Recorded data:
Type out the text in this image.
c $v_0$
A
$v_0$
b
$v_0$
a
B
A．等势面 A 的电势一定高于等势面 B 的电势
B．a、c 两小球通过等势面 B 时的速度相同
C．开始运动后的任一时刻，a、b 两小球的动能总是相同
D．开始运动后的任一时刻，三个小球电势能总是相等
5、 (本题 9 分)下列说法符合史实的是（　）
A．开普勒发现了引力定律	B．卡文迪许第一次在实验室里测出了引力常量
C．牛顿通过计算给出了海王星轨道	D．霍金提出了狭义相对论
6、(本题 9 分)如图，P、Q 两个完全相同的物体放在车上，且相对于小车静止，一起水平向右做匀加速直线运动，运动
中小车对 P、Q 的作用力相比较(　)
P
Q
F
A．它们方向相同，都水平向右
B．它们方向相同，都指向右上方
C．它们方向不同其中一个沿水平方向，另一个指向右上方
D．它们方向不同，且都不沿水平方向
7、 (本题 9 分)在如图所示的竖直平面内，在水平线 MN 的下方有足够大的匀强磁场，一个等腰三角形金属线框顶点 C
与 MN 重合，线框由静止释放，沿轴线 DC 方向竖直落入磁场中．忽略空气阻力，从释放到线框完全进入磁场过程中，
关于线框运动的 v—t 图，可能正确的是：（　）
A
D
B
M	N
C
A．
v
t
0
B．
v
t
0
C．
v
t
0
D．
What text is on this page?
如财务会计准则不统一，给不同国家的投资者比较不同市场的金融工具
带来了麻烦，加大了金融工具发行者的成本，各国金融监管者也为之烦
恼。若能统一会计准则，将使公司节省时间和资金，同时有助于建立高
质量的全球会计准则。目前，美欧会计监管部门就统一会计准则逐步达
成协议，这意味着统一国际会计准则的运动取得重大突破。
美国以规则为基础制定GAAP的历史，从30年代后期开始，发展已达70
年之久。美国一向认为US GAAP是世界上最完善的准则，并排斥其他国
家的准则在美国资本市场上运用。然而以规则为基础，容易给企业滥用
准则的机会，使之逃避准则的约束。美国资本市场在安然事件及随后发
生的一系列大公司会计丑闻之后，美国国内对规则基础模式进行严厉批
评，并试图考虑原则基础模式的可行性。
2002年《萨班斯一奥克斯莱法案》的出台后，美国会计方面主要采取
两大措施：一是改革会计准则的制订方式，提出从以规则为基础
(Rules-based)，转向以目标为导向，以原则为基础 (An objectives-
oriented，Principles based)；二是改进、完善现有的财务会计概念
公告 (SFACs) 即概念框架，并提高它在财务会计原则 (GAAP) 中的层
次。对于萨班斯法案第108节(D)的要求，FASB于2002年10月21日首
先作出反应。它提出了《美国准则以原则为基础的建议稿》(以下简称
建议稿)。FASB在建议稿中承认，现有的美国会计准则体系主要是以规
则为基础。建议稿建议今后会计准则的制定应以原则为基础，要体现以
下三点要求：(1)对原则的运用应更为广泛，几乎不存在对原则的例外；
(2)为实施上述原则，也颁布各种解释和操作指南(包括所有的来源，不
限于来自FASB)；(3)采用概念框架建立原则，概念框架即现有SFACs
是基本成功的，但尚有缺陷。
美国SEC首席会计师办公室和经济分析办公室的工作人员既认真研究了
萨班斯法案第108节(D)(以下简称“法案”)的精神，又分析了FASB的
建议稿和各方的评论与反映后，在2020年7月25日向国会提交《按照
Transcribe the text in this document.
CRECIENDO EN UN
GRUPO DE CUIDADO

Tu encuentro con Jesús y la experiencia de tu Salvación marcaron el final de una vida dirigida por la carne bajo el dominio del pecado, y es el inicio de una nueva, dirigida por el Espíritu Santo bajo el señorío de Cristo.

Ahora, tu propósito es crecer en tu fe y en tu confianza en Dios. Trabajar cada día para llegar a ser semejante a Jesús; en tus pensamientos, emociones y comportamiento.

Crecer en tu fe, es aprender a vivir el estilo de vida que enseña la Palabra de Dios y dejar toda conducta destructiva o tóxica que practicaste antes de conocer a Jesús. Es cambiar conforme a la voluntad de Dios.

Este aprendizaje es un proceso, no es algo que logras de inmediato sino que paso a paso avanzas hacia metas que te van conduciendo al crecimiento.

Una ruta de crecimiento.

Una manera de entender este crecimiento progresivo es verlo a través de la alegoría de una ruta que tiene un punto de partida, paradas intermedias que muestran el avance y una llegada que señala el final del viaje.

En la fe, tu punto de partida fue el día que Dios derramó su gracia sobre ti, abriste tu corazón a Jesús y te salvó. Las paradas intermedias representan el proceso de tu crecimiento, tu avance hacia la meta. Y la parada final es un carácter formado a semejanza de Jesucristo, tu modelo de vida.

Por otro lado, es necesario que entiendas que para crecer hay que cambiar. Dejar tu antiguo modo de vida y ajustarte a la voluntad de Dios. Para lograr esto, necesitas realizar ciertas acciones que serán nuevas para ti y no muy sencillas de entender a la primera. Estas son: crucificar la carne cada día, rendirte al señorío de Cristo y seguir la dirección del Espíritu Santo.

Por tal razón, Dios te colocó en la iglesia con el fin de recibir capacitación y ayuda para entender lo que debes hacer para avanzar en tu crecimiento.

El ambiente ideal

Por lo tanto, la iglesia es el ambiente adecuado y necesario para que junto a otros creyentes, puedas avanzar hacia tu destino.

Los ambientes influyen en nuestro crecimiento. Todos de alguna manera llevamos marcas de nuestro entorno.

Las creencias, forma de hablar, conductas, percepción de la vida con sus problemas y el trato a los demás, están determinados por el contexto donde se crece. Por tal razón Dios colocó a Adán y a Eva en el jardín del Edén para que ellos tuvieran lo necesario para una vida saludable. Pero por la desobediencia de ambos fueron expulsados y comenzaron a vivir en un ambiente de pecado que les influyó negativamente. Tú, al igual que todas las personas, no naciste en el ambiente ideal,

What you have to do: Everything in the listing above should be restated exactly.

Reply:
Type out the text in this image.
c $v_0$
A
$v_0$
b
$v_0$
a
B
A．等势面 A 的电势一定高于等势面 B 的电势
B．a、c 两小球通过等势面 B 时的速度相同
C．开始运动后的任一时刻，a、b 两小球的动能总是相同
D．开始运动后的任一时刻，三个小球电势能总是相等
5、 (本题 9 分)下列说法符合史实的是（　）
A．开普勒发现了引力定律	B．卡文迪许第一次在实验室里测出了引力常量
C．牛顿通过计算给出了海王星轨道	D．霍金提出了狭义相对论
6、(本题 9 分)如图，P、Q 两个完全相同的物体放在车上，且相对于小车静止，一起水平向右做匀加速直线运动，运动
中小车对 P、Q 的作用力相比较(　)
P
Q
F
A．它们方向相同，都水平向右
B．它们方向相同，都指向右上方
C．它们方向不同其中一个沿水平方向，另一个指向右上方
D．它们方向不同，且都不沿水平方向
7、 (本题 9 分)在如图所示的竖直平面内，在水平线 MN 的下方有足够大的匀强磁场，一个等腰三角形金属线框顶点 C
与 MN 重合，线框由静止释放，沿轴线 DC 方向竖直落入磁场中．忽略空气阻力，从释放到线框完全进入磁场过程中，
关于线框运动的 v—t 图，可能正确的是：（　）
A
D
B
M	N
C
A．
v
t
0
B．
v
t
0
C．
v
t
0
D．
What text is on this page?
如财务会计准则不统一，给不同国家的投资者比较不同市场的金融工具
带来了麻烦，加大了金融工具发行者的成本，各国金融监管者也为之烦
恼。若能统一会计准则，将使公司节省时间和资金，同时有助于建立高
质量的全球会计准则。目前，美欧会计监管部门就统一会计准则逐步达
成协议，这意味着统一国际会计准则的运动取得重大突破。
美国以规则为基础制定GAAP的历史，从30年代后期开始，发展已达70
年之久。美国一向认为US GAAP是世界上最完善的准则，并排斥其他国
家的准则在美国资本市场上运用。然而以规则为基础，容易给企业滥用
准则的机会，使之逃避准则的约束。美国资本市场在安然事件及随后发
生的一系列大公司会计丑闻之后，美国国内对规则基础模式进行严厉批
评，并试图考虑原则基础模式的可行性。
2002年《萨班斯一奥克斯莱法案》的出台后，美国会计方面主要采取
两大措施：一是改革会计准则的制订方式，提出从以规则为基础
(Rules-based)，转向以目标为导向，以原则为基础 (An objectives-
oriented，Principles based)；二是改进、完善现有的财务会计概念
公告 (SFACs) 即概念框架，并提高它在财务会计原则 (GAAP) 中的层
次。对于萨班斯法案第108节(D)的要求，FASB于2002年10月21日首
先作出反应。它提出了《美国准则以原则为基础的建议稿》(以下简称
建议稿)。FASB在建议稿中承认，现有的美国会计准则体系主要是以规
则为基础。建议稿建议今后会计准则的制定应以原则为基础，要体现以
下三点要求：(1)对原则的运用应更为广泛，几乎不存在对原则的例外；
(2)为实施上述原则，也颁布各种解释和操作指南(包括所有的来源，不
限于来自FASB)；(3)采用概念框架建立原则，概念框架即现有SFACs
是基本成功的，但尚有缺陷。
美国SEC首席会计师办公室和经济分析办公室的工作人员既认真研究了
萨班斯法案第108节(D)(以下简称“法案”)的精神，又分析了FASB的
建议稿和各方的评论与反映后，在2020年7月25日向国会提交《按照
Transcribe the text in this document.
CRECIENDO EN UN
GRUPO DE CUIDADO

Tu encuentro con Jesús y la experiencia de tu Salvación marcaron el final de una vida dirigida por la carne bajo el dominio del pecado, y es el inicio de una nueva, dirigida por el Espíritu Santo bajo el señorío de Cristo.

Ahora, tu propósito es crecer en tu fe y en tu confianza en Dios. Trabajar cada día para llegar a ser semejante a Jesús; en tus pensamientos, emociones y comportamiento.

Crecer en tu fe, es aprender a vivir el estilo de vida que enseña la Palabra de Dios y dejar toda conducta destructiva o tóxica que practicaste antes de conocer a Jesús. Es cambiar conforme a la voluntad de Dios.

Este aprendizaje es un proceso, no es algo que logras de inmediato sino que paso a paso avanzas hacia metas que te van conduciendo al crecimiento.

Una ruta de crecimiento.

Una manera de entender este crecimiento progresivo es verlo a través de la alegoría de una ruta que tiene un punto de partida, paradas intermedias que muestran el avance y una llegada que señala el final del viaje.

En la fe, tu punto de partida fue el día que Dios derramó su gracia sobre ti, abriste tu corazón a Jesús y te salvó. Las paradas intermedias representan el proceso de tu crecimiento, tu avance hacia la meta. Y la parada final es un carácter formado a semejanza de Jesucristo, tu modelo de vida.

Por otro lado, es necesario que entiendas que para crecer hay que cambiar. Dejar tu antiguo modo de vida y ajustarte a la voluntad de Dios. Para lograr esto, necesitas realizar ciertas acciones que serán nuevas para ti y no muy sencillas de entender a la primera. Estas son: crucificar la carne cada día, rendirte al señorío de Cristo y seguir la dirección del Espíritu Santo.

Por tal razón, Dios te colocó en la iglesia con el fin de recibir capacitación y ayuda para entender lo que debes hacer para avanzar en tu crecimiento.

El ambiente ideal

Por lo tanto, la iglesia es el ambiente adecuado y necesario para que junto a otros creyentes, puedas avanzar hacia tu destino.

Los ambientes influyen en nuestro crecimiento. Todos de alguna manera llevamos marcas de nuestro entorno.

Las creencias, forma de hablar, conductas, percepción de la vida con sus problemas y el trato a los demás, están determinados por el contexto donde se crece. Por tal razón Dios colocó a Adán y a Eva en el jardín del Edén para que ellos tuvieran lo necesario para una vida saludable. Pero por la desobediencia de ambos fueron expulsados y comenzaron a vivir en un ambiente de pecado que les influyó negativamente. Tú, al igual que todas las personas, no naciste en el ambiente ideal,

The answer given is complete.